## What is required
Copy out each line that has "from" in it.

## Collection entries

+ + + +

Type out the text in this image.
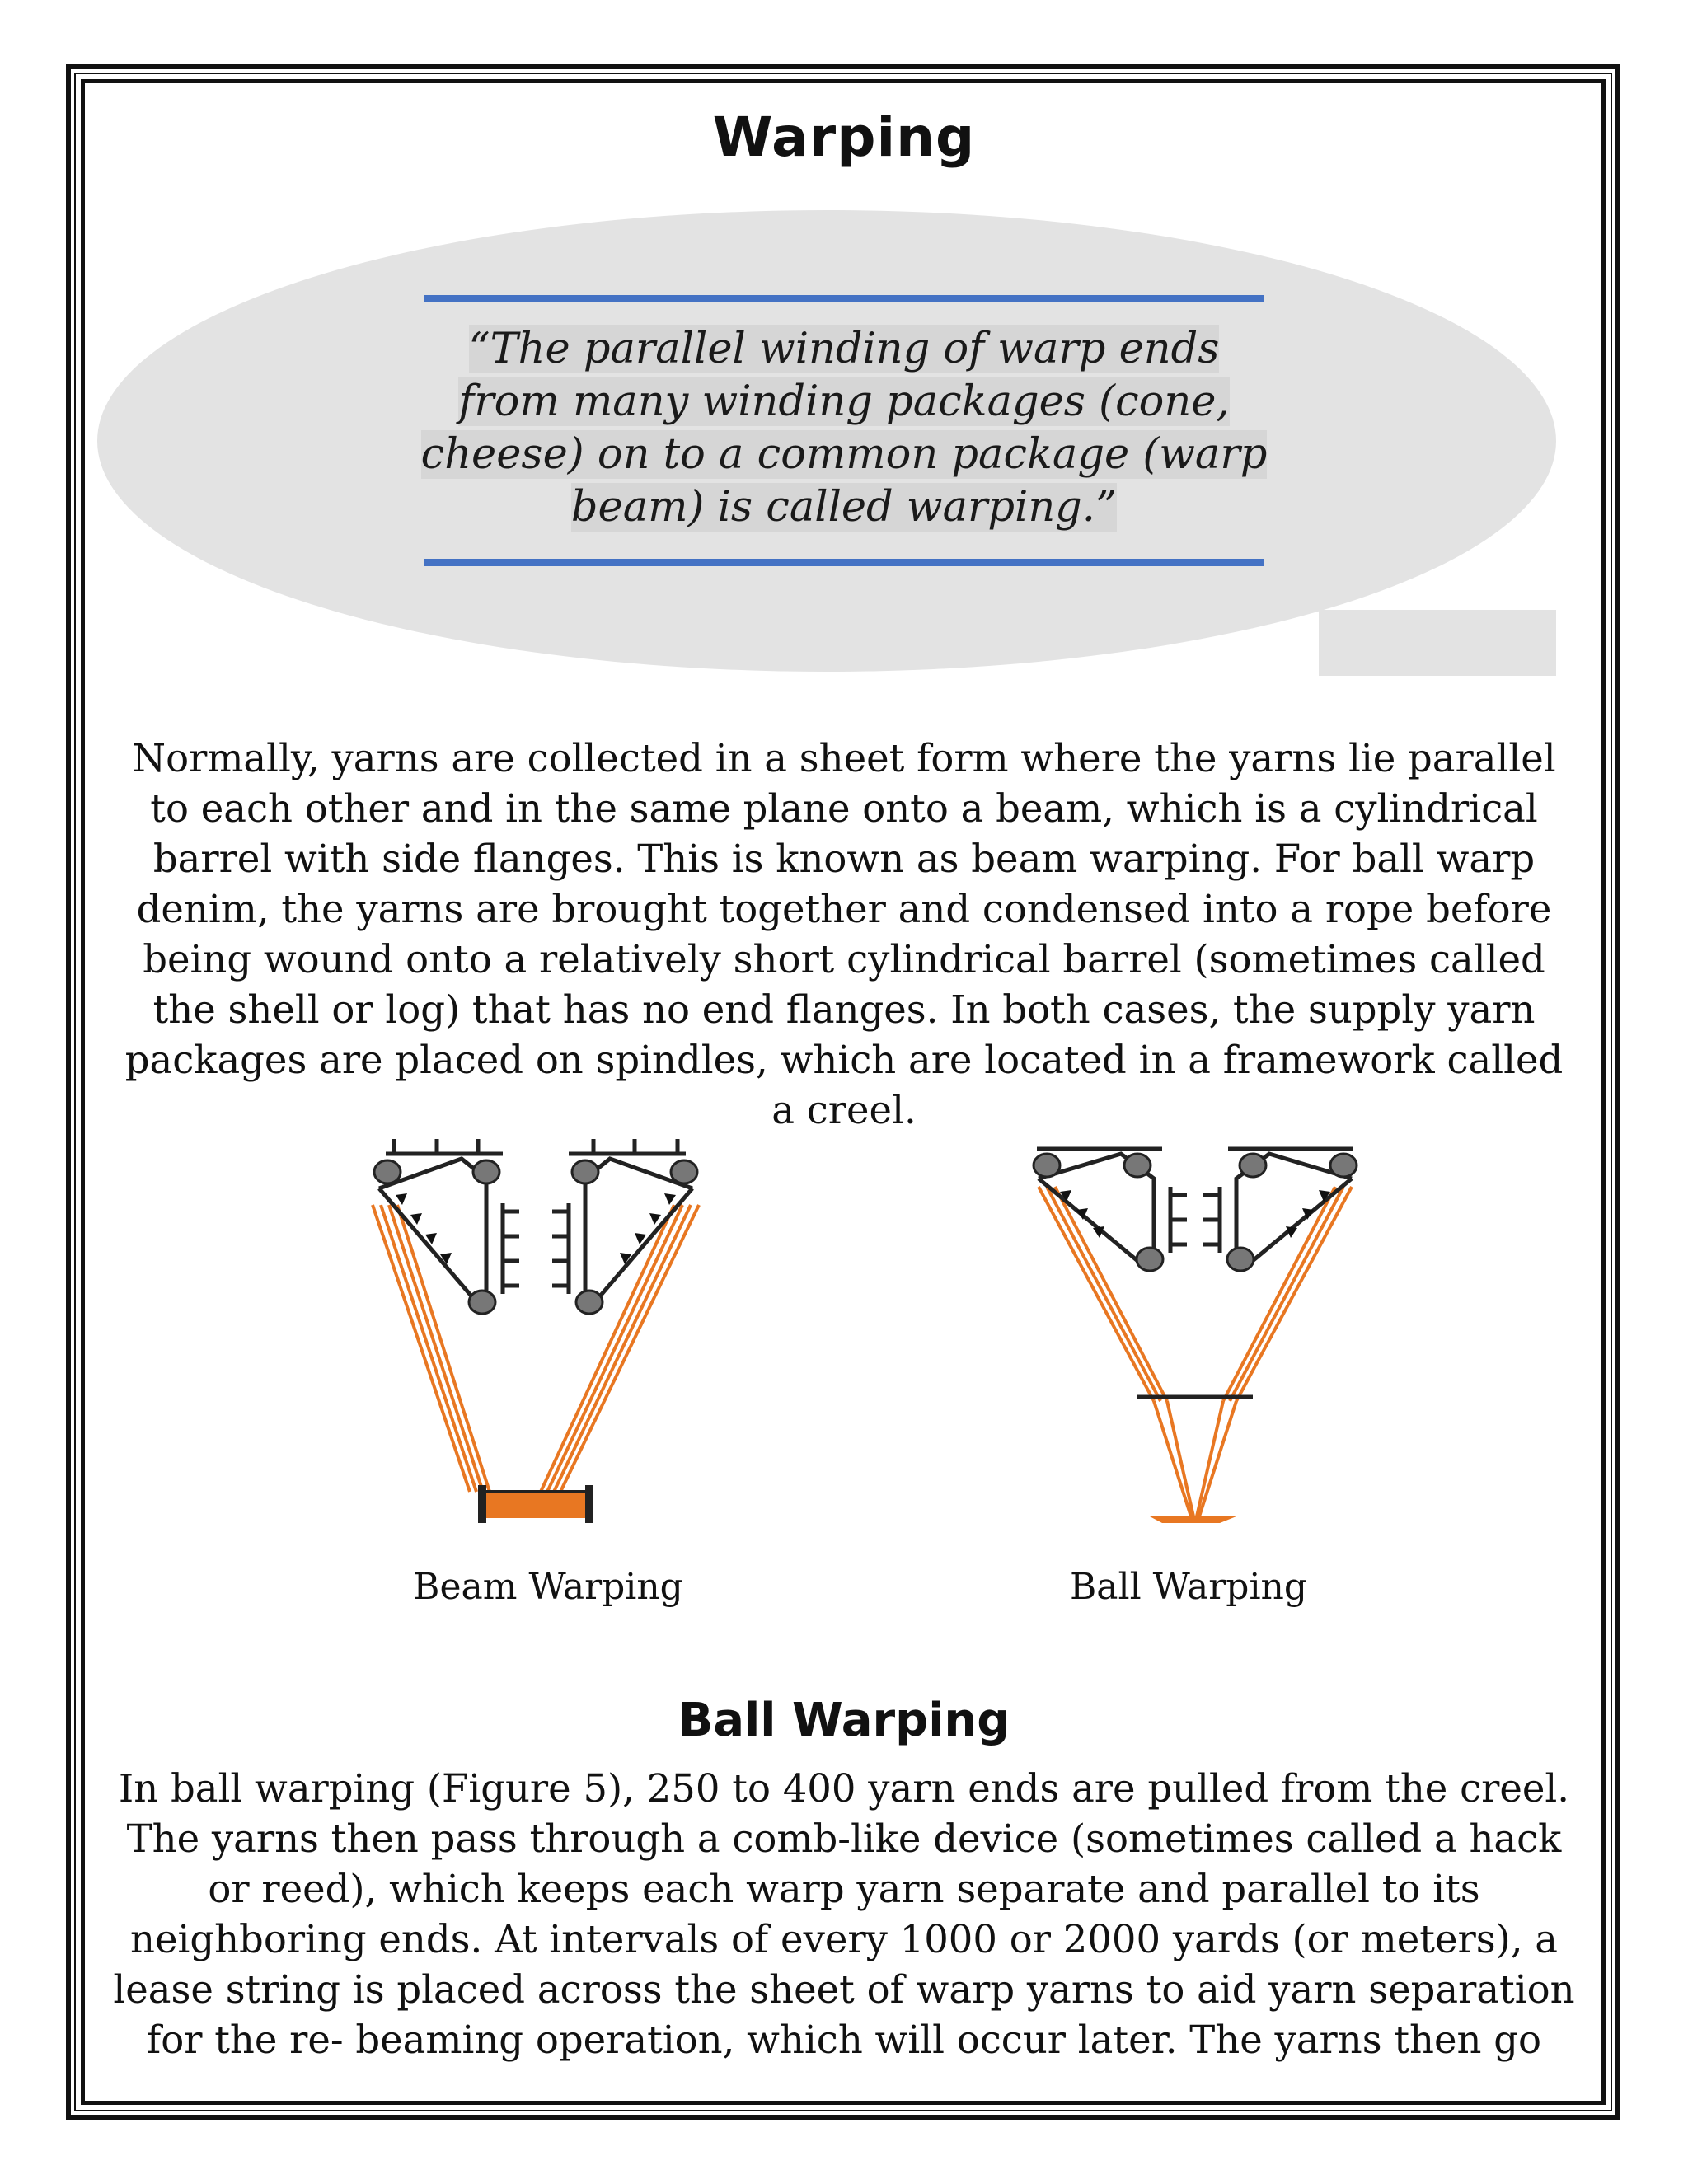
Warping
“The parallel winding of warp ends from many winding packages (cone, cheese) on to a common package (warp beam) is called warping.”
Normally, yarns are collected in a sheet form where the yarns lie parallel to each other and in the same plane onto a beam, which is a cylindrical barrel with side flanges. This is known as beam warping. For ball warp denim, the yarns are brought together and condensed into a rope before being wound onto a relatively short cylindrical barrel (sometimes called the shell or log) that has no end flanges. In both cases, the supply yarn packages are placed on spindles, which are located in a framework called a creel.
Beam Warping	Ball Warping
Ball Warping
In ball warping (Figure 5), 250 to 400 yarn ends are pulled from the creel. The yarns then pass through a comb-like device (sometimes called a hack or reed), which keeps each warp yarn separate and parallel to its neighboring ends. At intervals of every 1000 or 2000 yards (or meters), a lease string is placed across the sheet of warp yarns to aid yarn separation for the re- beaming operation, which will occur later. The yarns then go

+ + + +

## Exercise output
“The parallel winding of warp ends from many winding packages (cone, cheese) on to a common package (warp beam) is called warping.”
In ball warping (Figure 5), 250 to 400 yarn ends are pulled from the creel. The yarns then pass through a comb-like device (sometimes called a hack or reed), which keeps each warp yarn separate and parallel to its neighboring ends. At intervals of every 1000 or 2000 yards (or meters), a lease string is placed across the sheet of warp yarns to aid yarn separation for the re- beaming operation, which will occur later. The yarns then go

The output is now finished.